##### Seçilmiş Bölüm #####
Ehli kitabın ihtiladı ilimle geldikten sonra haset ve taassupları yüzünden olmuştur. Ayetleri inkar edenlere karşı Allah (cc) hesabı en çabuk olandır. Yahudiler peygamberin kendi soylarından gelmediği için inanmadıklarını söylüyorlar. Bu söz, bu düşünce ve bu mantıkla Allah (cc)’ın takdirine karşı çıkıyorlar. Peygamberi ve müminleri incitiyorlar. Oysa öne sürdükleri bahanelerinde sadık değiller. Kendi soylarından gelen nice peygamberi yalanladılar, nice peygamberi öldürdüler, kendilerine gelen kitapları tahrif edip değiştirdiler.
Mümin dinini Rabbinden alır. Dinde olan seyyie, dinde olmayan hasenatından hayırlıdır. Zira dinde günah affolur. Ama dinsiz hasene kabul olmaz.
Din; iman, tasdik, şeriat, ilim, din-i İslam ikrar olarak da tefsir edilir.
Din, zahiren şeriatın emirlerine teslim olmak, batınen sıkılmadan Hakk'ın hükümlerine teslim olmaktır.
"Allah katında" ifadesi dinin geçerlilik ölçüsünü belirler. Hak din, Allah tarafından belirlenir, beşerin ölçüsüyle tesbit edilemez. Bir insanın katında değerli olan felsefî sistem, din olma vasfını kazanamaz.
Allah katından yetki almayan bir fikir sistemi, hak din olamaz. Hak din ilahî vahiyle oluşan bir müessesedir. Allah'ın tasvip etmediği dine, din denmez. Allâh mizânında kabule şâyan olmayan hiçbir değerin itibârı yoktur. Allah’ın nizâmına muhâlif olan hiçbir nîzam, hiçbir kâide, hiçbir prensip, hiçbir âdet meşrû değildir.
Din
Din kelimesinin Kuran’da dört anlamı vardır:
1- İtaat ve kulluk.
2- Bir inanç sistemi, din.
3- Kanun.
4- Ceza, karşılık, mükafaat.
Bu dört anlam birbirine bağlantılıdır. Hepsinin temelinde de itaat vardır. İnanç sistemi, itikadi düzeydeki itaati, kanun; davranıştaki itaati teşkil eder. Ceza da, kişinin Allah’a itaatinin ya da O’na isyanının neticelerini temsil etmektedir.
Din kelimesinin Arapça'daki yaygın anlamı ‘adalet, tatbikat'tı. Fakat Kur'an-ı Kerim kelimeye ‘kanun’ anlamını yükledi. Çünkü İslamiyet siyasi, ekonomik ve sosyal hayatı da düzenleyen bir dindir. İslam; hayatı dini olduğu kadar dünyevi yönden de kuşatır.
Arapçada daha önce hiç olmadığı halde ‘ceza’ anlamı da din kelimesine Kuran tarafından tesis edildi. Verilen mükâfaatın sebebi olduğu için yapılan ibâdete de "din" denilmiştir.
##### Kayıtlı Bilgiler #####
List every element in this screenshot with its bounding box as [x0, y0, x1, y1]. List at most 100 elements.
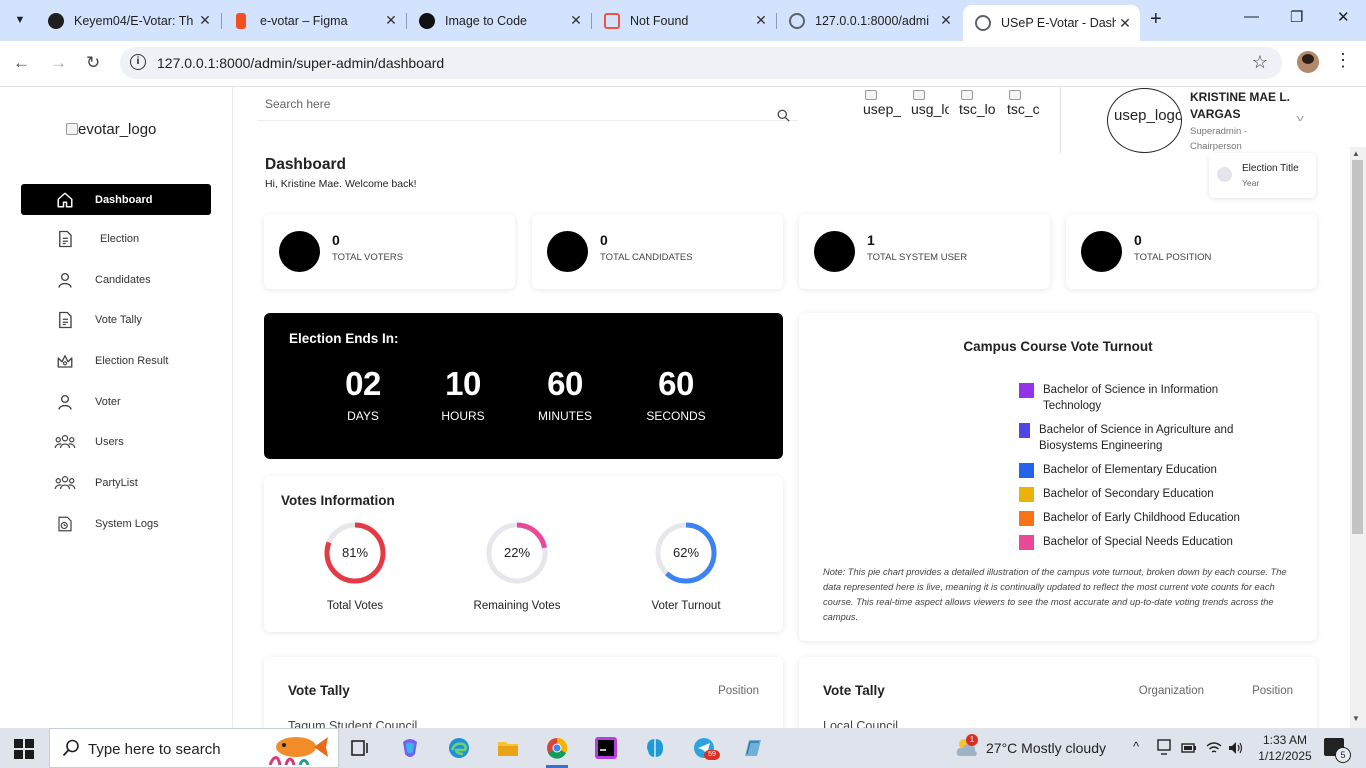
close-window-button[interactable]: ✕ [1337, 8, 1350, 26]
sidebar-item-partylist[interactable]: PartyList [21, 467, 211, 498]
stat-icon [547, 231, 588, 272]
stat-value: 0 [332, 232, 340, 248]
home-icon [57, 192, 73, 207]
sidebar-item-candidates[interactable]: Candidates [21, 264, 211, 295]
close-tab-icon[interactable]: ✕ [937, 12, 955, 29]
sidebar-item-system-logs[interactable]: System Logs [21, 508, 211, 539]
sidebar-item-label: Dashboard [95, 193, 153, 206]
close-tab-icon[interactable]: ✕ [1116, 15, 1134, 32]
system-clock[interactable]: 1:33 AM 1/12/2025 [1250, 732, 1320, 764]
sidebar-item-label: Vote Tally [95, 313, 142, 326]
figma-icon [236, 12, 246, 29]
volume-icon[interactable] [1228, 741, 1244, 755]
close-tab-icon[interactable]: ✕ [567, 12, 585, 29]
app-icon[interactable] [643, 736, 667, 760]
taskbar-search-box[interactable]: Type here to search [49, 728, 339, 768]
election-selector[interactable]: Election Title Year [1209, 153, 1316, 198]
profile-avatar[interactable] [1297, 51, 1319, 73]
browser-tab-admin[interactable]: 127.0.0.1:8000/admi ✕ [777, 7, 961, 34]
chart-note: Note: This pie chart provides a detailed… [823, 567, 1287, 622]
countdown-days: 02 DAYS [313, 363, 413, 423]
tab-search-button[interactable]: ▼ [8, 8, 32, 32]
organization-filter[interactable]: Organization [1139, 685, 1204, 697]
back-button[interactable]: ← [13, 53, 30, 73]
election-year: Year [1242, 178, 1260, 188]
copilot-icon[interactable] [398, 736, 422, 760]
wifi-icon[interactable] [1206, 741, 1222, 755]
legend-item[interactable]: Bachelor of Special Needs Education [1019, 534, 1289, 550]
task-view-icon[interactable] [348, 736, 372, 760]
chevron-down-icon[interactable]: v [1297, 113, 1304, 123]
weather-text[interactable]: 27°C Mostly cloudy [986, 740, 1106, 756]
legend-item[interactable]: Bachelor of Elementary Education [1019, 462, 1279, 478]
sidebar-item-election[interactable]: Election [21, 223, 211, 254]
reload-button[interactable]: ↻ [86, 53, 100, 73]
sidebar-item-users[interactable]: Users [21, 426, 211, 457]
forward-button[interactable]: → [50, 53, 67, 73]
legend-label: Bachelor of Elementary Education [1043, 464, 1217, 476]
browser-tab-dashboard-active[interactable]: USeP E-Votar - Dashb ✕ [963, 5, 1140, 41]
search-icon[interactable] [777, 109, 790, 122]
sidebar-item-vote-tally[interactable]: Vote Tally [21, 304, 211, 335]
chevron-up-icon[interactable]: ^ [1133, 739, 1139, 754]
legend-item[interactable]: Bachelor of Secondary Education [1019, 486, 1279, 502]
sidebar-item-label: Candidates [95, 273, 151, 286]
legend-item[interactable]: Bachelor of Science in Agriculture and B… [1019, 422, 1259, 454]
stat-label: TOTAL CANDIDATES [600, 252, 693, 263]
windows-taskbar: Type here to search 59 1 27°C Mostly clo… [0, 728, 1366, 768]
phpstorm-icon[interactable] [594, 736, 618, 760]
new-tab-button[interactable]: + [1150, 8, 1162, 31]
bookmark-star-icon[interactable]: ☆ [1252, 52, 1268, 73]
sidebar-item-dashboard[interactable]: Dashboard [21, 184, 211, 215]
windows-start-icon[interactable] [14, 739, 34, 759]
scroll-down-arrow[interactable]: ▼ [1352, 714, 1360, 723]
users-icon [54, 475, 76, 489]
battery-icon[interactable] [1181, 741, 1197, 755]
legend-swatch [1019, 423, 1030, 438]
close-tab-icon[interactable]: ✕ [196, 12, 214, 29]
countdown-unit: SECONDS [646, 409, 706, 423]
app-window-icon[interactable] [741, 736, 765, 760]
browser-menu-button[interactable]: ⋮ [1334, 50, 1352, 71]
tab-title: Image to Code [445, 13, 527, 28]
legend-item[interactable]: Bachelor of Science in Information Techn… [1019, 382, 1249, 414]
laravel-icon [604, 12, 620, 29]
org-logo-alt: tsc_c [1007, 101, 1040, 117]
countdown-title: Election Ends In: [289, 331, 399, 346]
position-filter[interactable]: Position [718, 685, 759, 697]
stat-value: 0 [1134, 232, 1142, 248]
close-tab-icon[interactable]: ✕ [382, 12, 400, 29]
sidebar-item-label: Users [95, 435, 124, 448]
position-filter[interactable]: Position [1252, 685, 1293, 697]
user-name[interactable]: KRISTINE MAE L. VARGAS [1190, 89, 1300, 123]
browser-tab-not-found[interactable]: Not Found ✕ [592, 7, 776, 34]
url-bar[interactable]: i 127.0.0.1:8000/admin/super-admin/dashb… [120, 47, 1282, 79]
browser-tab-figma[interactable]: e-votar – Figma ✕ [222, 7, 406, 34]
sidebar-item-voter[interactable]: Voter [21, 386, 211, 417]
globe-icon [789, 12, 805, 29]
countdown-unit: HOURS [441, 409, 485, 423]
sidebar-item-label: System Logs [95, 517, 159, 530]
legend-label: Bachelor of Special Needs Education [1043, 536, 1233, 548]
device-icon[interactable] [1157, 739, 1171, 755]
countdown-hours: 10 HOURS [413, 363, 513, 423]
search-input[interactable] [265, 97, 745, 111]
sidebar-item-election-result[interactable]: Election Result [21, 345, 211, 376]
browser-tab-image-to-code[interactable]: Image to Code ✕ [407, 7, 591, 34]
legend-label: Bachelor of Secondary Education [1043, 488, 1214, 500]
browser-tab-github[interactable]: Keyem04/E-Votar: Th ✕ [36, 7, 220, 34]
chrome-icon[interactable] [545, 736, 569, 760]
url-text[interactable]: 127.0.0.1:8000/admin/super-admin/dashboa… [157, 55, 444, 71]
file-explorer-icon[interactable] [496, 736, 520, 760]
minimize-button[interactable]: — [1244, 8, 1259, 25]
scroll-up-arrow[interactable]: ▲ [1352, 149, 1360, 158]
edge-icon[interactable] [447, 736, 471, 760]
clock-time: 1:33 AM [1262, 733, 1308, 747]
restore-button[interactable]: ❐ [1290, 8, 1303, 26]
legend-item[interactable]: Bachelor of Early Childhood Education [1019, 510, 1289, 526]
close-tab-icon[interactable]: ✕ [752, 12, 770, 29]
site-info-icon[interactable]: i [130, 54, 146, 70]
stat-icon [1081, 231, 1122, 272]
scrollbar-thumb[interactable] [1352, 160, 1363, 534]
globe-icon [975, 15, 991, 31]
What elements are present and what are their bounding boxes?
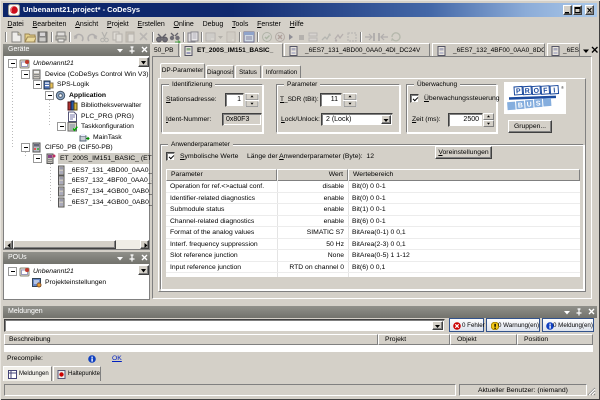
svg-text:R: R — [525, 88, 531, 95]
svg-text:P: P — [516, 88, 521, 95]
svg-text:U: U — [527, 101, 533, 108]
svg-text:O: O — [533, 88, 539, 95]
svg-text:®: ® — [561, 85, 564, 90]
svg-text:S: S — [536, 100, 541, 107]
svg-text:B: B — [518, 102, 524, 109]
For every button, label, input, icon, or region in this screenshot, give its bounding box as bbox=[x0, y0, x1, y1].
#####
* [Çalışılacak Görevler]
1) Din konulu metni iki cümleyle özetle.
2) Lütfen din konulu metinde "Din; iman, tasdik, şeriat, ilim, din-i" ifadesinden "İtaat ve kulluk." ifadesine kadar olan her şeyi aynen kopyala.

* [Sonuçlar]
1) Metne göre hak din beşerin ölçüsüyle tespit edilemez, Allah tarafından belirlenir ve ilahî vahiyle oluşan bir müessesedir. Din kelimesinin Kur'an'da itaat ve kulluk, inanç sistemi, kanun ve ceza olmak üzere birbirine bağlı dört anlamı vardır ve hepsinin temelinde itaat bulunur.

2)
Din; iman, tasdik, şeriat, ilim, din-i İslam ikrar olarak da tefsir edilir.
Din, zahiren şeriatın emirlerine teslim olmak, batınen sıkılmadan Hakk'ın hükümlerine teslim olmaktır.
"Allah katında" ifadesi dinin geçerlilik ölçüsünü belirler. Hak din, Allah tarafından belirlenir, beşerin ölçüsüyle tesbit edilemez. Bir insanın katında değerli olan felsefî sistem, din olma vasfını kazanamaz.
Allah katından yetki almayan bir fikir sistemi, hak din olamaz. Hak din ilahî vahiyle oluşan bir müessesedir. Allah'ın tasvip etmediği dine, din denmez. Allâh mizânında kabule şâyan olmayan hiçbir değerin itibârı yoktur. Allah’ın nizâmına muhâlif olan hiçbir nîzam, hiçbir kâide, hiçbir prensip, hiçbir âdet meşrû değildir.
Din
Din kelimesinin Kuran’da dört anlamı vardır:
1- İtaat ve kulluk.